Aim of the task:
All lines below must be repeated exactly, with the pictures omitted.

Dataset entries
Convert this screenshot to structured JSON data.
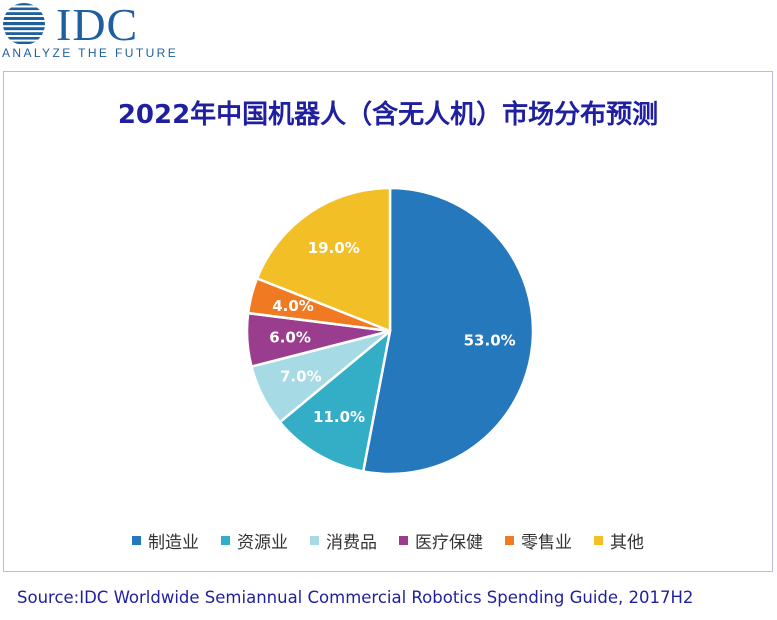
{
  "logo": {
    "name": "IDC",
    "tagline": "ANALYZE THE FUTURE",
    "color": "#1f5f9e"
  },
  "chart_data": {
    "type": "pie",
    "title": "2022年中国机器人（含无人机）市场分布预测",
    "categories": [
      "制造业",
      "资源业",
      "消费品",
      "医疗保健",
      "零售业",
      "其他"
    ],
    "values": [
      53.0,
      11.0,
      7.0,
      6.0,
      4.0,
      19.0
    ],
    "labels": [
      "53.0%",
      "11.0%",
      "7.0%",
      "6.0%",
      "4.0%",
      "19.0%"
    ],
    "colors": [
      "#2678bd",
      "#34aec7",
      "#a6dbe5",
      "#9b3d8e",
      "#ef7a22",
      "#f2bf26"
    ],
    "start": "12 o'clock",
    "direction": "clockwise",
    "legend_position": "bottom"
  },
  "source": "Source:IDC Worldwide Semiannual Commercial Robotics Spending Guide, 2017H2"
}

Task answer:
Convert this screenshot to structured JSON data.
{
  "logo": {
    "name": "IDC",
    "tagline": "ANALYZE THE FUTURE",
    "color": "#1f5f9e"
  },
  "chart_data": {
    "type": "pie",
    "title": "2022年中国机器人（含无人机）市场分布预测",
    "categories": [
      "制造业",
      "资源业",
      "消费品",
      "医疗保健",
      "零售业",
      "其他"
    ],
    "values": [
      53.0,
      11.0,
      7.0,
      6.0,
      4.0,
      19.0
    ],
    "labels": [
      "53.0%",
      "11.0%",
      "7.0%",
      "6.0%",
      "4.0%",
      "19.0%"
    ],
    "colors": [
      "#2678bd",
      "#34aec7",
      "#a6dbe5",
      "#9b3d8e",
      "#ef7a22",
      "#f2bf26"
    ],
    "start": "12 o'clock",
    "direction": "clockwise",
    "legend_position": "bottom"
  },
  "source": "Source:IDC Worldwide Semiannual Commercial Robotics Spending Guide, 2017H2"
}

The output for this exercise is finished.